Items from a data source
^^^^

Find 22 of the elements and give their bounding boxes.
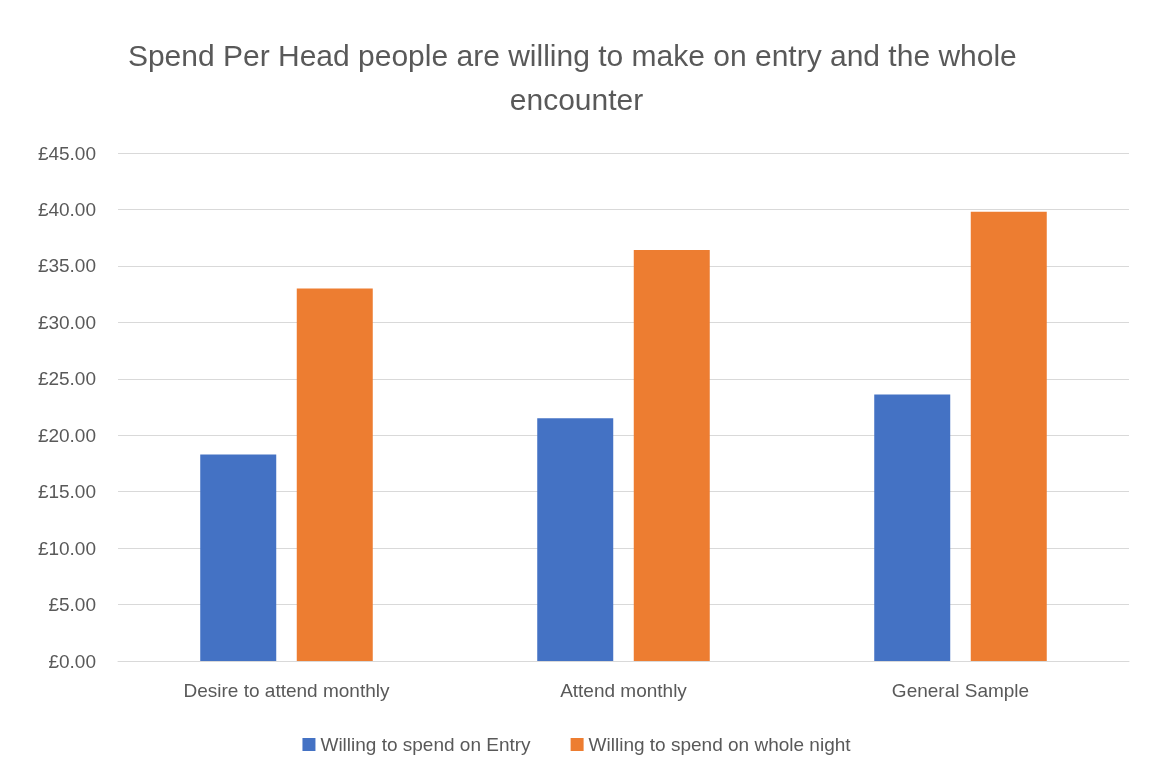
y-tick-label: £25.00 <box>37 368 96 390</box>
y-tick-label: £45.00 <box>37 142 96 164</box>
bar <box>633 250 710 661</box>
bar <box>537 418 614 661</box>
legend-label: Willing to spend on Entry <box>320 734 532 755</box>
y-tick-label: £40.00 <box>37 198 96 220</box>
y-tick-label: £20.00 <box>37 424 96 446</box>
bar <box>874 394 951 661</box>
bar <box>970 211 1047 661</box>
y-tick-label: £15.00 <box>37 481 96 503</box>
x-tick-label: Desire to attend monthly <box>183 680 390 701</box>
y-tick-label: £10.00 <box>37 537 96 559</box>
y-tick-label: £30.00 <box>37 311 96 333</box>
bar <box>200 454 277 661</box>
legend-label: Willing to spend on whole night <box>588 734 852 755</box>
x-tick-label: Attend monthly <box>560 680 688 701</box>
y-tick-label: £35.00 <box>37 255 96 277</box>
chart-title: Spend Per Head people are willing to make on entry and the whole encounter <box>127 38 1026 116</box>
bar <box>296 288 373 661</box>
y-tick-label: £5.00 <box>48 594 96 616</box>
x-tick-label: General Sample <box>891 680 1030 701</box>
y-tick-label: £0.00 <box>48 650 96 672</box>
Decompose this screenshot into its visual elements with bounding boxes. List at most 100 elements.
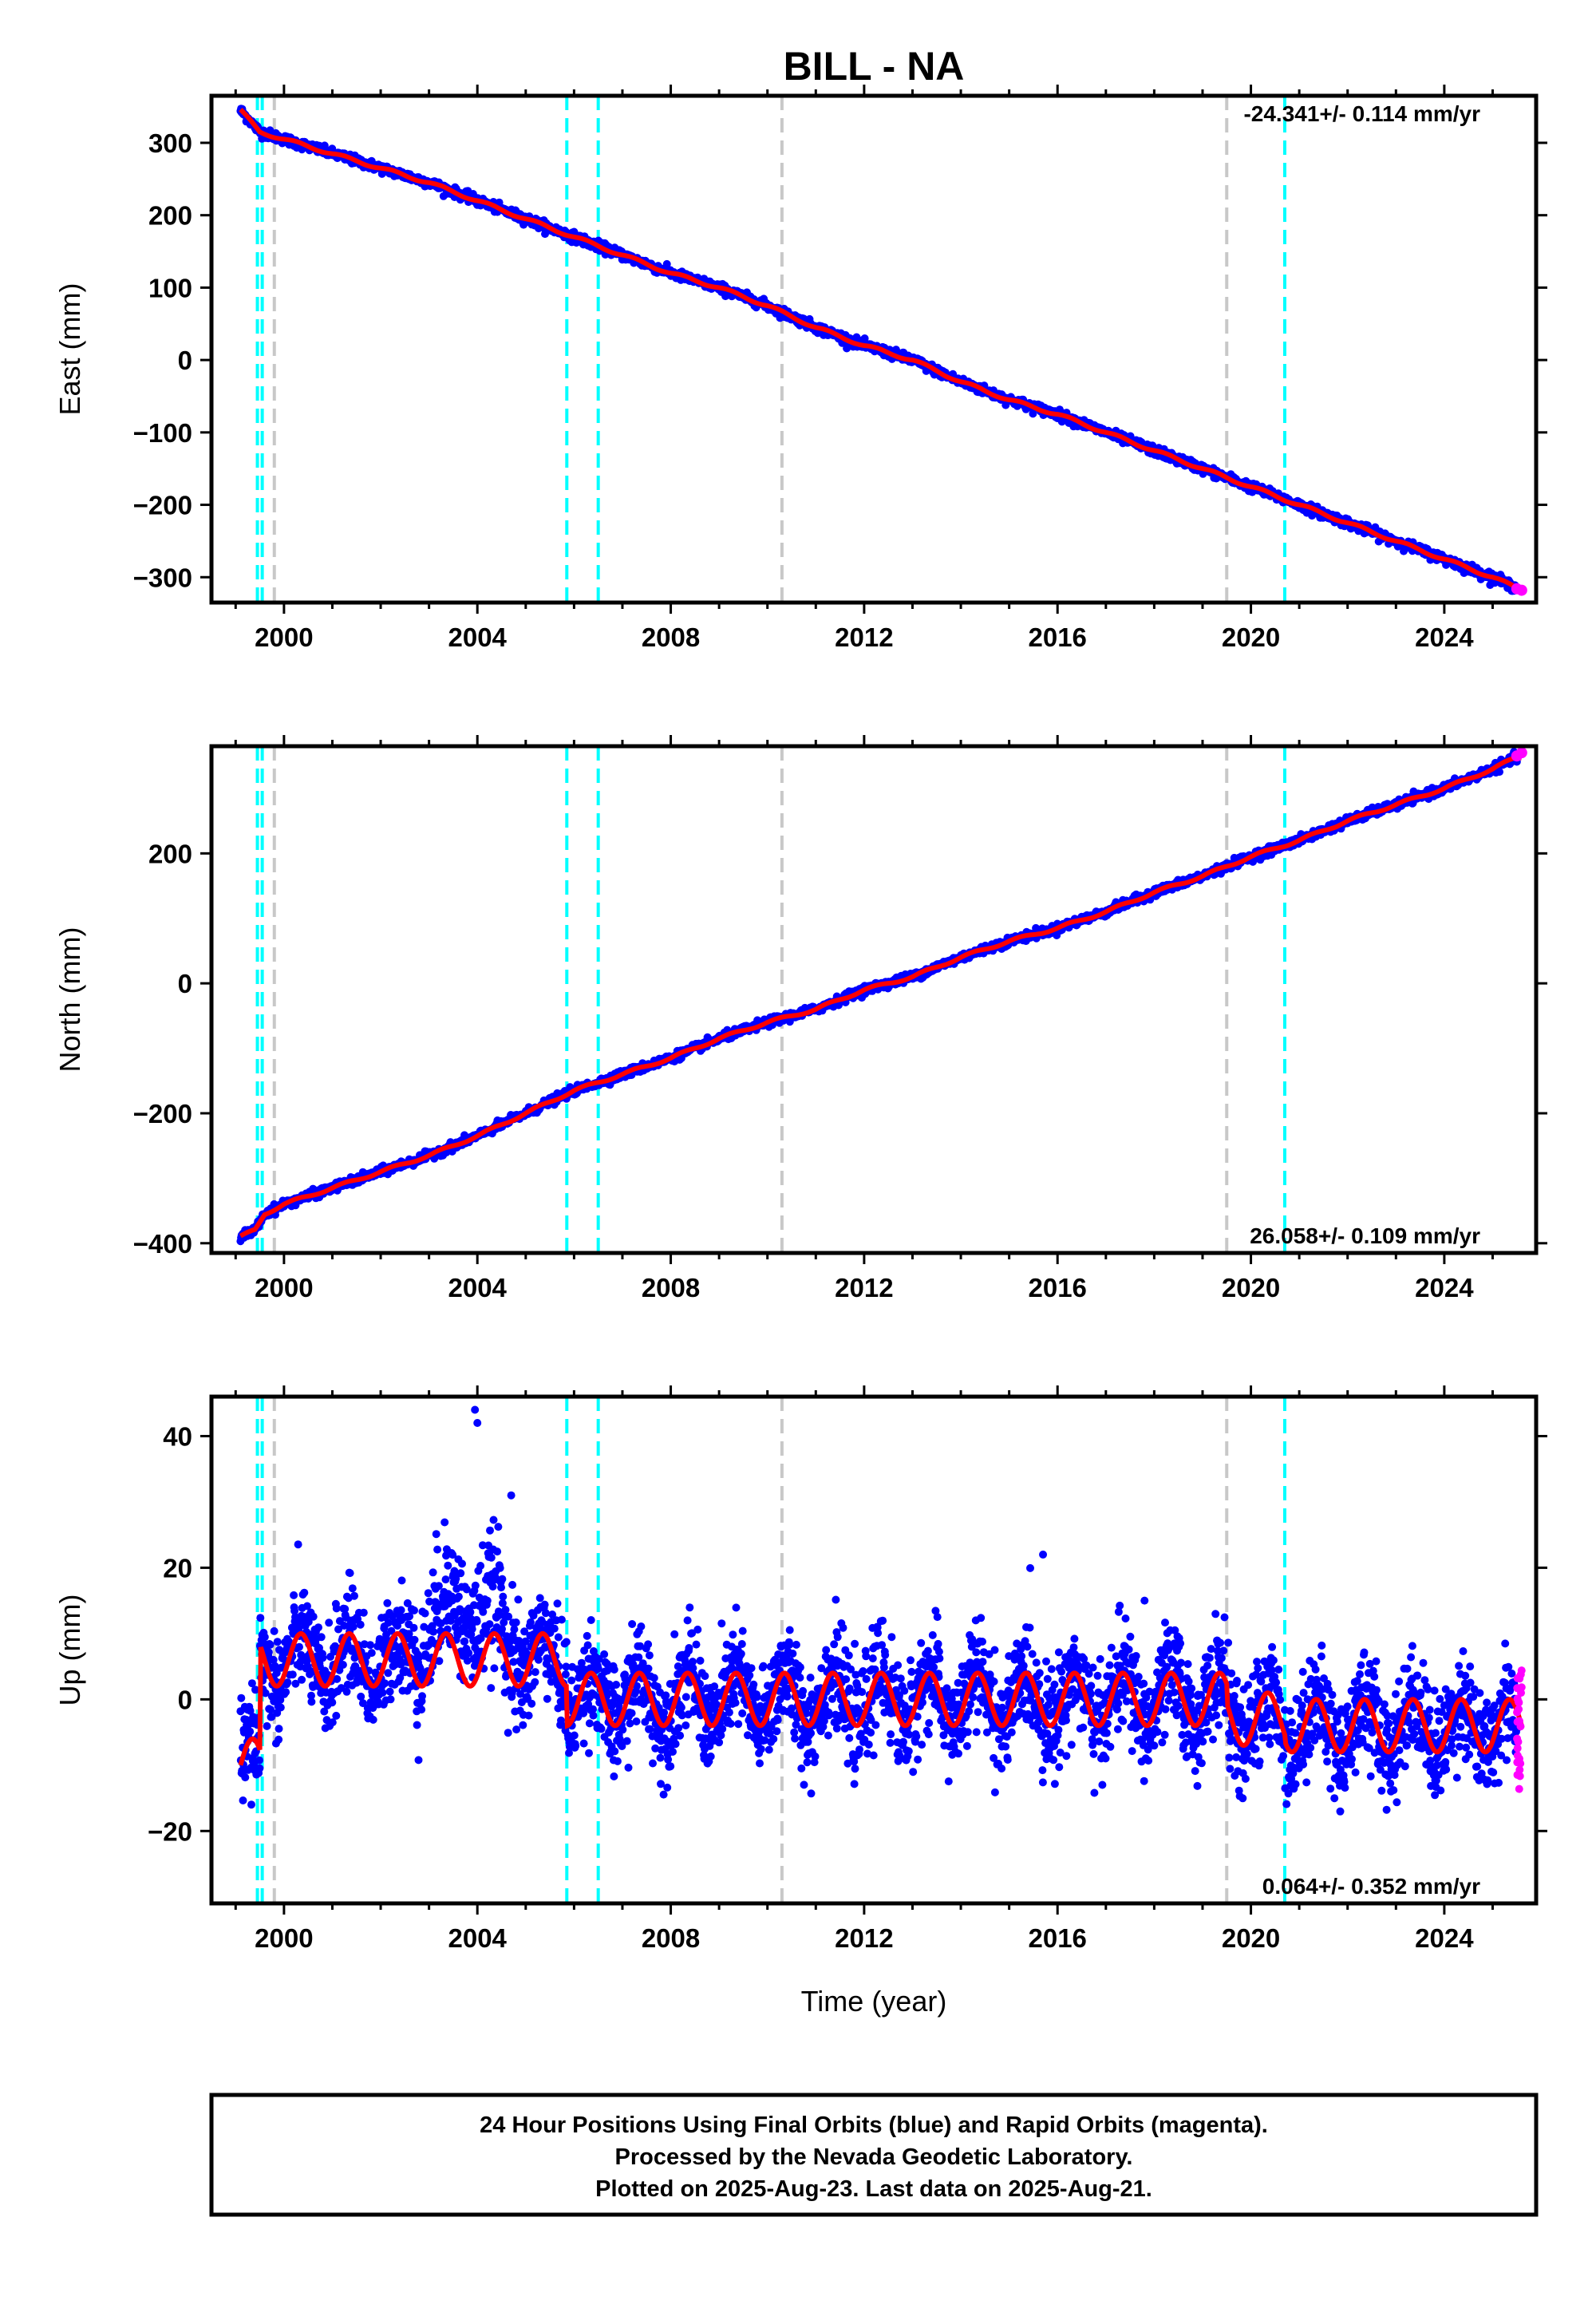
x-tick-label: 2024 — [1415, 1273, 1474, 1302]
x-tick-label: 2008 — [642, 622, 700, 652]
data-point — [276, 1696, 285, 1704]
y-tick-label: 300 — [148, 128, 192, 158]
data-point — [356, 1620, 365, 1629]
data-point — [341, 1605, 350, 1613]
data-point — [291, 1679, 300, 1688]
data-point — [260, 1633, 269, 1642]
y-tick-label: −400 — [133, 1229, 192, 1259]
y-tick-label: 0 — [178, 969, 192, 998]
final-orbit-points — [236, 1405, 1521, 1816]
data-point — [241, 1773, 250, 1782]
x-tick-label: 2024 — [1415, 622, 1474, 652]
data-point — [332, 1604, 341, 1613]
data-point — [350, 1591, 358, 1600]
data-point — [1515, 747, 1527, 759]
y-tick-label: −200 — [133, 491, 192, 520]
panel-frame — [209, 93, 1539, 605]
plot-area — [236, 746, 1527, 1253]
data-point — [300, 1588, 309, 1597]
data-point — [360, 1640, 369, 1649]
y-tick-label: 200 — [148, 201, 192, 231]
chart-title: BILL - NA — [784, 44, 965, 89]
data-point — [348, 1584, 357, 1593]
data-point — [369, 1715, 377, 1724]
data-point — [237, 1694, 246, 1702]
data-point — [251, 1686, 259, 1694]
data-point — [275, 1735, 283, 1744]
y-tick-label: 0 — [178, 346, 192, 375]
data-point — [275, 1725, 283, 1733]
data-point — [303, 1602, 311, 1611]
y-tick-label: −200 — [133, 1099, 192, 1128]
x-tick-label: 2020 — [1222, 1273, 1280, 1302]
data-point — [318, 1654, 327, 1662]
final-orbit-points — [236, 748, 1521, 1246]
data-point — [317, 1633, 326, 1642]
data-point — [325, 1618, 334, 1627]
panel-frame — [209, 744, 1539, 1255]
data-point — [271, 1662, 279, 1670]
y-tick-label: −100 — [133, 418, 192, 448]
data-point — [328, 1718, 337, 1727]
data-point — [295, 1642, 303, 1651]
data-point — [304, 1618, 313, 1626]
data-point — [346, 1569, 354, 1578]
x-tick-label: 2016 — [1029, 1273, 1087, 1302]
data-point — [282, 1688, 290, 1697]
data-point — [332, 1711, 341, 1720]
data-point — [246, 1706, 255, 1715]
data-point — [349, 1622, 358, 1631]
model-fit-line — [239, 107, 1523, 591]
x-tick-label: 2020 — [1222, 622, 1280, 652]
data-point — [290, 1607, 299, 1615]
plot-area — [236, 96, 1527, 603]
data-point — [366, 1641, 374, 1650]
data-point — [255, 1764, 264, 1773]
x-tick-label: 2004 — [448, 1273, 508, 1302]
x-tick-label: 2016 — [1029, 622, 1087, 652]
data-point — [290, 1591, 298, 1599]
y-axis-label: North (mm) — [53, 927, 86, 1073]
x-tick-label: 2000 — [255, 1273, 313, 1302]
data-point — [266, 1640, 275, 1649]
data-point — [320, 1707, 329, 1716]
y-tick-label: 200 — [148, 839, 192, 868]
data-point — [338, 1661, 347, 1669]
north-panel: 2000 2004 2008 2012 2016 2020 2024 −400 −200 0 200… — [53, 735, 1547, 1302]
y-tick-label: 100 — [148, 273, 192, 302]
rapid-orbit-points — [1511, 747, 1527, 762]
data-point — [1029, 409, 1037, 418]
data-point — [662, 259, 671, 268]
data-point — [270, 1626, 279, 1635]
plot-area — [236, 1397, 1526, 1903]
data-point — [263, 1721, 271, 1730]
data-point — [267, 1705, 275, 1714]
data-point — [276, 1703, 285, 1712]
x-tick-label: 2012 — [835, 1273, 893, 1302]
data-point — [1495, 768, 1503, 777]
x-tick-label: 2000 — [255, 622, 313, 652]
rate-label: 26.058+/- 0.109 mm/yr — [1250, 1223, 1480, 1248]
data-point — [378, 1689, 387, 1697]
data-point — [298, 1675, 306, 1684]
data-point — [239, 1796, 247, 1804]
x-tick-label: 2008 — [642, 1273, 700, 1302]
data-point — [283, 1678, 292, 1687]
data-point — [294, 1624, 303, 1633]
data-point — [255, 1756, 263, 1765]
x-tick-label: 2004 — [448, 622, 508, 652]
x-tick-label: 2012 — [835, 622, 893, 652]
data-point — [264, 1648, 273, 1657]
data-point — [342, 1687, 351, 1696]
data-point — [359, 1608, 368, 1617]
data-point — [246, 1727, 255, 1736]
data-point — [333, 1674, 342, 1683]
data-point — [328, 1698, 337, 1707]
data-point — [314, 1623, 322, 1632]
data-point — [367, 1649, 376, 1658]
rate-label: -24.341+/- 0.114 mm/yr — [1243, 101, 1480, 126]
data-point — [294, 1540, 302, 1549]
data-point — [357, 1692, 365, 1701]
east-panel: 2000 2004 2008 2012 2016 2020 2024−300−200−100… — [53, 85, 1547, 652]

^^^^

• [What to do] Report each line of the listing that contains the word "chart". Treat uppercase and lowercase as different.

• [Expected output]
chart-title: Spend Per Head people are willing to make on entry and the whole encounter <box>127 38 1026 116</box>
chart-title: BILL - NA — [784, 44, 965, 89]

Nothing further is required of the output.